PAGE EXTRACT:
*** Begin section ***

Detail of ‘An Allegory of Venus and Cupid’ (1540–1545) by Bronzino. Oil on panel. 146 x 116 cm. National Gallery, London

Her son Cupid is shown as a winged child. His attributes are a bow, arrow and quiver. When Cupid fires his arrows, those who are hit become lovers — or occasionally, as romance can sometimes go, sworn enemies.

Detail of ‘An Allegory of Venus and Cupid’ (1540–1545) by Bronzino. Oil on panel. 146 x 116 cm. National Gallery, London

This strange image is made even more curious by way that the two figures are posed, with each adopting a twisted, winding posture. It is most likely an influence of the Mannerist ideal of figura serpentinata, an idealised style of depicting figures that came into fashion in the late stages of the Renaissance. Originally formulated by the 16th century art theorist Giovanni Paolo Lomazzo, who compared the figura serpentinata to a burning flame, the serpentine shape was designed to emphasise bodily movement and potency.

One further detail in the foreground that catches our eye is a laughing child who is about to throw a bunch of rose petals over them — in celebration of their liaison.

Detail of ‘An Allegory of Venus and Cupid’ (1540–1545) by Bronzino. Oil on panel. 146 x 116 cm. National Gallery, London, UK

But look very closely and you’ll notice the laughing child is actually stepping on a twig of thorns and has pierced his foot. It is thought the child symbolises Foolish Pleasure or Folly — representing the lack of wisdom in the central characters.

And so, the meaning of this complex painting starts to become clear…

Love with a sting in the tail

It’s hard to look past the overt eroticism of this painting, most especially in the way Cupid grasps Venus’ breast and nipple. The painting was probably made at the request of the Florentine ruler Duke Cosimo de’ Medici. It is thought that he commissioned the artist, Bronzino, and had the painting sent on to King Francis I of France as a gift.

Notoriously lecherous in his appetites, the King of France would have taken pleasure in the conspicuous eroticism of the work, as well as the erudite puzzle it presented.

So, what is the deeper meaning?

*** End section ***

RECORDS SHOWN:
*** Begin section ***

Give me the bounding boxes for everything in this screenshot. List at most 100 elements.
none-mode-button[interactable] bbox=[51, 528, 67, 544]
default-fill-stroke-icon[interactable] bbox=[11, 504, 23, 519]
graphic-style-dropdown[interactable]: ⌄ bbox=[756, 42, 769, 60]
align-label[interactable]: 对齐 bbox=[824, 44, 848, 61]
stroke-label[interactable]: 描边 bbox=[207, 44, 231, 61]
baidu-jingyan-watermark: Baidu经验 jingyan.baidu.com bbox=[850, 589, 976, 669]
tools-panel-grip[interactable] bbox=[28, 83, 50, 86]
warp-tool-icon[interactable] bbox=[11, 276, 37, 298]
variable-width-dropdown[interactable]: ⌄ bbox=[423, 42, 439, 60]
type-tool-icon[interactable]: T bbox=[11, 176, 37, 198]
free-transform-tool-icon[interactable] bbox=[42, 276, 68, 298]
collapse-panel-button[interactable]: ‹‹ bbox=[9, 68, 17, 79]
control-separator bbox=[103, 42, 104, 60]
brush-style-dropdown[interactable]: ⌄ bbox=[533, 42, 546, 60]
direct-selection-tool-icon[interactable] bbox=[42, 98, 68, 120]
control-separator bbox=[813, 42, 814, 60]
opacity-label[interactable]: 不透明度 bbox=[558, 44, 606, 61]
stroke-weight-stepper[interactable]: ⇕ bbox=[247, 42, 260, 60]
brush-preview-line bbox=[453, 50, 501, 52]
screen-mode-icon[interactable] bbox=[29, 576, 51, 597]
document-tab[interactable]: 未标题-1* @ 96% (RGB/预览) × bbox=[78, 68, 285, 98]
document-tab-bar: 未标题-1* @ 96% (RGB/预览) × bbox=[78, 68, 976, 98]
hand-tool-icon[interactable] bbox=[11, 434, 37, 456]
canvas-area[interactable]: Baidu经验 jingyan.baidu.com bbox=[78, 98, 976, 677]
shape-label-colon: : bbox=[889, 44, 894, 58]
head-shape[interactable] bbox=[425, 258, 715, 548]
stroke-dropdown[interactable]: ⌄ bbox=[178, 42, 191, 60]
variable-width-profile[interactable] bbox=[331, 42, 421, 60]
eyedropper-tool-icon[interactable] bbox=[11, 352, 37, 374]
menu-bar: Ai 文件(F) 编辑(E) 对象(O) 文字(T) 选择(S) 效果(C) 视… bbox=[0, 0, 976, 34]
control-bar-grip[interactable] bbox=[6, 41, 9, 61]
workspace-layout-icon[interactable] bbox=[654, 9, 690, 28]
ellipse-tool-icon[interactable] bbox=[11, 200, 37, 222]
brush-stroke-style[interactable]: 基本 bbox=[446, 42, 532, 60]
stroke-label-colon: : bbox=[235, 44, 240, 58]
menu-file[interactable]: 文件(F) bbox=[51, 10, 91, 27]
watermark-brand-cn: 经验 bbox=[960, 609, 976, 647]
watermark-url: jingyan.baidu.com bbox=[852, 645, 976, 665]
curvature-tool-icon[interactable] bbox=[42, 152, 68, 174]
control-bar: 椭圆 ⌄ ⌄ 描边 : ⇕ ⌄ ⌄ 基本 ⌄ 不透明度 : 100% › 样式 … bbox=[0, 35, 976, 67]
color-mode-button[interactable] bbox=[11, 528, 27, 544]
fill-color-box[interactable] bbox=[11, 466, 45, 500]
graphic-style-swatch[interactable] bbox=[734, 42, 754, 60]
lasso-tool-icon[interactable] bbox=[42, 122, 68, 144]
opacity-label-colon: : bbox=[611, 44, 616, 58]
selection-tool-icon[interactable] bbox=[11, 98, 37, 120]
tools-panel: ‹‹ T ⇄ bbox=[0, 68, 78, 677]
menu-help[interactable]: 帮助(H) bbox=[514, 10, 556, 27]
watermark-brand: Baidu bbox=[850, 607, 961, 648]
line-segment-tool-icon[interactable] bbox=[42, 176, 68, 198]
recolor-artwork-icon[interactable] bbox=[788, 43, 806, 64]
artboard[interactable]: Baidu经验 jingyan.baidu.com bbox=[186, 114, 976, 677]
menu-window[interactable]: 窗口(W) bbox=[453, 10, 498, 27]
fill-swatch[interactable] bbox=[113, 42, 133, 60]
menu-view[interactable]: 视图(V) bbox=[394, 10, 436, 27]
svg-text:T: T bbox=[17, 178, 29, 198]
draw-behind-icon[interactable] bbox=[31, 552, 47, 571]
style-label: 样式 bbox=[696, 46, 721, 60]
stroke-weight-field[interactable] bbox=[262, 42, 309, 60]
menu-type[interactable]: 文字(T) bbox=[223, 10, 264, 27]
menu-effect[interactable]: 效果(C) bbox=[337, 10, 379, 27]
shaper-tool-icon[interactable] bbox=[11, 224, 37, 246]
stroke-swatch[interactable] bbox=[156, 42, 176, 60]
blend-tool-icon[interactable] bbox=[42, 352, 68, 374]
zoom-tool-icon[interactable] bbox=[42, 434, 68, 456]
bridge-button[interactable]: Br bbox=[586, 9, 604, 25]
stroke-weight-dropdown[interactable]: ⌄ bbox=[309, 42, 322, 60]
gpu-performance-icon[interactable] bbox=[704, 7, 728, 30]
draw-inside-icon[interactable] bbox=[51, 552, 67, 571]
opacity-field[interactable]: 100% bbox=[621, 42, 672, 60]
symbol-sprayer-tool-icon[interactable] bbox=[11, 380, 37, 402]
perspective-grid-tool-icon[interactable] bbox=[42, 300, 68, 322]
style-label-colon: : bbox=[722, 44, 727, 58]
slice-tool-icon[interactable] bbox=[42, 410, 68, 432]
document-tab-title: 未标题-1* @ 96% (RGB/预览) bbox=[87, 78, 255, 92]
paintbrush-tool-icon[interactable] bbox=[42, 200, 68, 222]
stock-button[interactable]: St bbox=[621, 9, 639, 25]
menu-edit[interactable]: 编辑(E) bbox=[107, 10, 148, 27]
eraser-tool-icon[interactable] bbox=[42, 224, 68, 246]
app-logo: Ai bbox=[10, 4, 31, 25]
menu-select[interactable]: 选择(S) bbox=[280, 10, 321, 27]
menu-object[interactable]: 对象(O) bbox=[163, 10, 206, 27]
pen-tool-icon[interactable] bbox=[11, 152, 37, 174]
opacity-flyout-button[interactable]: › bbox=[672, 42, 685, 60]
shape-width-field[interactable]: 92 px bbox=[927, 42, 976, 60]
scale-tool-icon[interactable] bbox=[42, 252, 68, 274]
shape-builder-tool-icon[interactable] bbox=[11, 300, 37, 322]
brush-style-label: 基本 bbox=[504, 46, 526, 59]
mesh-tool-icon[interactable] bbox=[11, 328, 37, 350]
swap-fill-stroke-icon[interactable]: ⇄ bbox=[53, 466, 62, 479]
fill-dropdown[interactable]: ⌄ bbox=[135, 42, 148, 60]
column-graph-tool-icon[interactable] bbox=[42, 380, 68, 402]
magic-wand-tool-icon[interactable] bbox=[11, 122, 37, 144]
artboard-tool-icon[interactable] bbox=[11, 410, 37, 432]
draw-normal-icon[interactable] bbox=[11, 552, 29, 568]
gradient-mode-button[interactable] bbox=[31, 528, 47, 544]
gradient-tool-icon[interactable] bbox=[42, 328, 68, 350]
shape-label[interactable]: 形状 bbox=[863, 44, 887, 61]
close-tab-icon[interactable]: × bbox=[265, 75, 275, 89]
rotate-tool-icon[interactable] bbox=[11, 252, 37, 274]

*** End section ***

EXERCISE INSTRUCTIONS:
[1] From the Bronzino passage, extract the lines that begin at the words "Love with a" and stop after "France as a gift.".
[2] Write the next part of the Bronzino passage, starting after its final line.

RESPONSES FOR EACH TASK:
[1]
Love with a sting in the tail

It’s hard to look past the overt eroticism of this painting, most especially in the way Cupid grasps Venus’ breast and nipple. The painting was probably made at the request of the Florentine ruler Duke Cosimo de’ Medici. It is thought that he commissioned the artist, Bronzino, and had the painting sent on to King Francis I of France as a gift.

[2]
Detail of ‘An Allegory of Venus and Cupid’ (1540–1545) by Bronzino. Oil on panel. 146 x 116 cm. National Gallery, London

It is thought that the whole painting is an allegory on the dangers of unbridled desire.

Take the girl in green with the scaly body hidden beneath her dress, for instance. She leans forward, proffering a sweet honeycomb in her right hand — whilst behind her back a long winding tail has a scorpion’s barb at its end. This dual-nature represents Deceit, or else the double-edged nature of love: pleasure and pain.

The other figures in the painting similarly emphasise the conflicts that might accompany unchaste romance.

Detail of ‘An Allegory of Venus and Cupid’ (1540–1545) by Bronzino. Oil on panel. 146 x 116 cm. National Gallery, London

In the upper section, an old man who represents Father Time (notice the hourglass on his shoulder) sweeps a rich undulating blue fabric across the scene. It is thought that the gesture implies the fleeting nature of time and how things may come to an end at any moment.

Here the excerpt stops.